INSTRUCTION: Restate each line word for word. Leave out every picture.

Stored entries:

_ _ _ _

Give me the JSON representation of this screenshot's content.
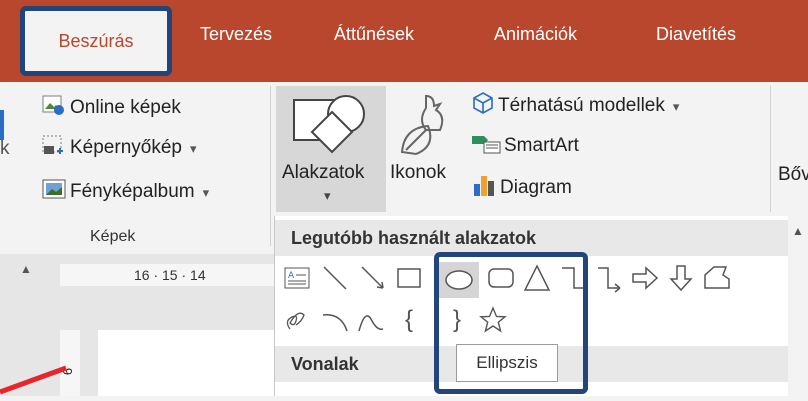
{
  "tabs": [
    {
      "label": "Beszúrás",
      "active": true
    },
    {
      "label": "Tervezés"
    },
    {
      "label": "Áttűnések"
    },
    {
      "label": "Animációk"
    },
    {
      "label": "Diavetítés"
    }
  ],
  "ribbon": {
    "images_group": {
      "online_pictures": "Online képek",
      "screenshot": "Képernyőkép",
      "photo_album": "Fényképalbum",
      "group_label": "Képek",
      "cut_text": "k"
    },
    "shapes_label": "Alakzatok",
    "icons_label": "Ikonok",
    "models_3d": "Térhatású modellek",
    "smartart": "SmartArt",
    "chart": "Diagram",
    "cut_text_right": "Bőv"
  },
  "ruler": {
    "numbers": "16 · 15 · 14",
    "left_number": "6"
  },
  "dropdown": {
    "recent_header": "Legutóbb használt alakzatok",
    "lines_header": "Vonalak",
    "tooltip": "Ellipszis",
    "brace_left": "{",
    "brace_right": "}"
  },
  "colors": {
    "accent": "#b9472d",
    "highlight": "#23467a",
    "arrow": "#e8252a"
  },
  "icons": [
    "picture-online-icon",
    "screenshot-icon",
    "photo-album-icon",
    "shapes-icon",
    "icons-icon",
    "cube-3d-icon",
    "smartart-icon",
    "chart-icon"
  ]
}
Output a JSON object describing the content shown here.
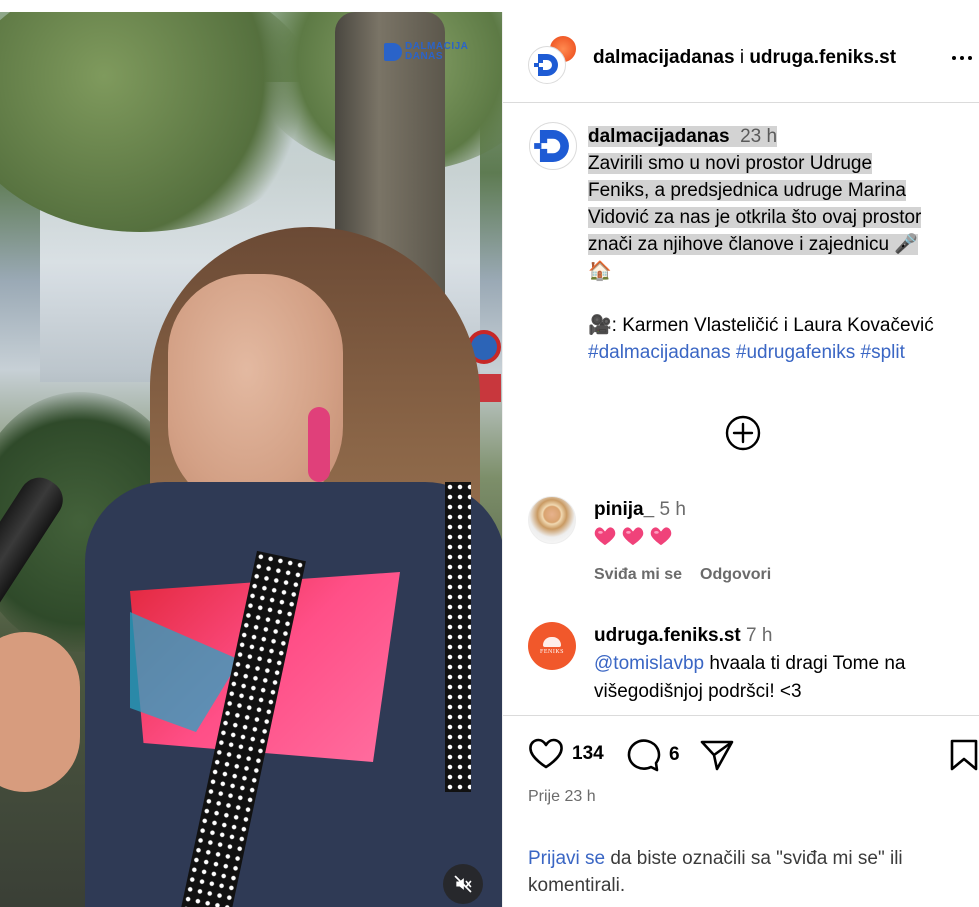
{
  "video": {
    "overlay_logo_line1": "DALMACIJA",
    "overlay_logo_line2": "DANAS",
    "mute_icon": "muted-speaker-icon"
  },
  "header": {
    "user1": "dalmacijadanas",
    "separator": "i",
    "user2": "udruga.feniks.st",
    "more_icon": "more-options-icon"
  },
  "caption": {
    "username": "dalmacijadanas",
    "time": "23 h",
    "text_lines": [
      "Zavirili smo u novi prostor Udruge",
      "Feniks, a predsjednica udruge Marina",
      "Vidović za nas je otkrila što ovaj prostor",
      "znači za njihove članove i zajednicu 🎤"
    ],
    "house_emoji": "🏠",
    "credits": "🎥: Karmen Vlasteličić i Laura Kovačević",
    "hashtags": "#dalmacijadanas #udrugafeniks #split"
  },
  "comments": [
    {
      "username": "pinija_",
      "time": "5 h",
      "content": "❤️❤️❤️",
      "like_label": "Sviđa mi se",
      "reply_label": "Odgovori"
    },
    {
      "username": "udruga.feniks.st",
      "time": "7 h",
      "mention": "@tomislavbp",
      "text_line1": " hvaala ti dragi Tome na",
      "text_line2": "višegodišnjoj podršci! <3",
      "avatar_text": "FENIKS"
    }
  ],
  "actions": {
    "like_count": "134",
    "comment_count": "6",
    "posted": "Prije 23 h"
  },
  "login": {
    "link": "Prijavi se",
    "rest": " da biste označili sa \"sviđa mi se\" ili komentirali."
  },
  "colors": {
    "link_blue": "#3a66c4",
    "heart_pink": "#f0427a",
    "feniks_orange": "#f1582b",
    "brand_blue": "#1e5bd4"
  }
}
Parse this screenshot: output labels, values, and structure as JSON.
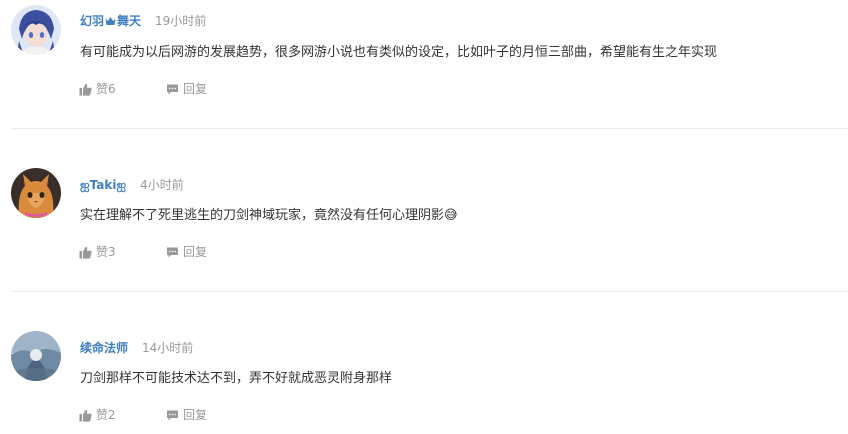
{
  "comments": [
    {
      "username": "幻羽",
      "username_suffix": "舞天",
      "time": "19小时前",
      "content": "有可能成为以后网游的发展趋势，很多网游小说也有类似的设定，比如叶子的月恒三部曲，希望能有生之年实现",
      "like_label": "赞6",
      "reply_label": "回复"
    },
    {
      "username": "ஐTakiஐ",
      "time": "4小时前",
      "content": "实在理解不了死里逃生的刀剑神域玩家，竟然没有任何心理阴影😅",
      "like_label": "赞3",
      "reply_label": "回复"
    },
    {
      "username": "续命法师",
      "time": "14小时前",
      "content": "刀剑那样不可能技术达不到，弄不好就成恶灵附身那样",
      "like_label": "赞2",
      "reply_label": "回复"
    }
  ],
  "colors": {
    "username": "#3f7fc1",
    "meta": "#999999",
    "text": "#333333",
    "divider": "#ececec"
  },
  "icons": {
    "like": "thumbs-up-icon",
    "reply": "speech-bubble-icon",
    "badge": "crown-icon"
  }
}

_ _ _ _

OUTPUT BELOW:
Give me the JSON representation of this screenshot's content.
{
  "tabs": [
    {
      "label": "Beszúrás",
      "active": true
    },
    {
      "label": "Tervezés"
    },
    {
      "label": "Áttűnések"
    },
    {
      "label": "Animációk"
    },
    {
      "label": "Diavetítés"
    }
  ],
  "ribbon": {
    "images_group": {
      "online_pictures": "Online képek",
      "screenshot": "Képernyőkép",
      "photo_album": "Fényképalbum",
      "group_label": "Képek",
      "cut_text": "k"
    },
    "shapes_label": "Alakzatok",
    "icons_label": "Ikonok",
    "models_3d": "Térhatású modellek",
    "smartart": "SmartArt",
    "chart": "Diagram",
    "cut_text_right": "Bőv"
  },
  "ruler": {
    "numbers": "16 · 15 · 14",
    "left_number": "6"
  },
  "dropdown": {
    "recent_header": "Legutóbb használt alakzatok",
    "lines_header": "Vonalak",
    "tooltip": "Ellipszis",
    "brace_left": "{",
    "brace_right": "}"
  },
  "colors": {
    "accent": "#b9472d",
    "highlight": "#23467a",
    "arrow": "#e8252a"
  },
  "icons": [
    "picture-online-icon",
    "screenshot-icon",
    "photo-album-icon",
    "shapes-icon",
    "icons-icon",
    "cube-3d-icon",
    "smartart-icon",
    "chart-icon"
  ]
}
Output a JSON object describing the content shown here.
{
  "video": {
    "overlay_logo_line1": "DALMACIJA",
    "overlay_logo_line2": "DANAS",
    "mute_icon": "muted-speaker-icon"
  },
  "header": {
    "user1": "dalmacijadanas",
    "separator": "i",
    "user2": "udruga.feniks.st",
    "more_icon": "more-options-icon"
  },
  "caption": {
    "username": "dalmacijadanas",
    "time": "23 h",
    "text_lines": [
      "Zavirili smo u novi prostor Udruge",
      "Feniks, a predsjednica udruge Marina",
      "Vidović za nas je otkrila što ovaj prostor",
      "znači za njihove članove i zajednicu 🎤"
    ],
    "house_emoji": "🏠",
    "credits": "🎥: Karmen Vlasteličić i Laura Kovačević",
    "hashtags": "#dalmacijadanas #udrugafeniks #split"
  },
  "comments": [
    {
      "username": "pinija_",
      "time": "5 h",
      "content": "❤️❤️❤️",
      "like_label": "Sviđa mi se",
      "reply_label": "Odgovori"
    },
    {
      "username": "udruga.feniks.st",
      "time": "7 h",
      "mention": "@tomislavbp",
      "text_line1": " hvaala ti dragi Tome na",
      "text_line2": "višegodišnjoj podršci! <3",
      "avatar_text": "FENIKS"
    }
  ],
  "actions": {
    "like_count": "134",
    "comment_count": "6",
    "posted": "Prije 23 h"
  },
  "login": {
    "link": "Prijavi se",
    "rest": " da biste označili sa \"sviđa mi se\" ili komentirali."
  },
  "colors": {
    "link_blue": "#3a66c4",
    "heart_pink": "#f0427a",
    "feniks_orange": "#f1582b",
    "brand_blue": "#1e5bd4"
  }
}
Parse this screenshot: output labels, values, and structure as JSON.
{
  "comments": [
    {
      "username": "幻羽",
      "username_suffix": "舞天",
      "time": "19小时前",
      "content": "有可能成为以后网游的发展趋势，很多网游小说也有类似的设定，比如叶子的月恒三部曲，希望能有生之年实现",
      "like_label": "赞6",
      "reply_label": "回复"
    },
    {
      "username": "ஐTakiஐ",
      "time": "4小时前",
      "content": "实在理解不了死里逃生的刀剑神域玩家，竟然没有任何心理阴影😅",
      "like_label": "赞3",
      "reply_label": "回复"
    },
    {
      "username": "续命法师",
      "time": "14小时前",
      "content": "刀剑那样不可能技术达不到，弄不好就成恶灵附身那样",
      "like_label": "赞2",
      "reply_label": "回复"
    }
  ],
  "colors": {
    "username": "#3f7fc1",
    "meta": "#999999",
    "text": "#333333",
    "divider": "#ececec"
  },
  "icons": {
    "like": "thumbs-up-icon",
    "reply": "speech-bubble-icon",
    "badge": "crown-icon"
  }
}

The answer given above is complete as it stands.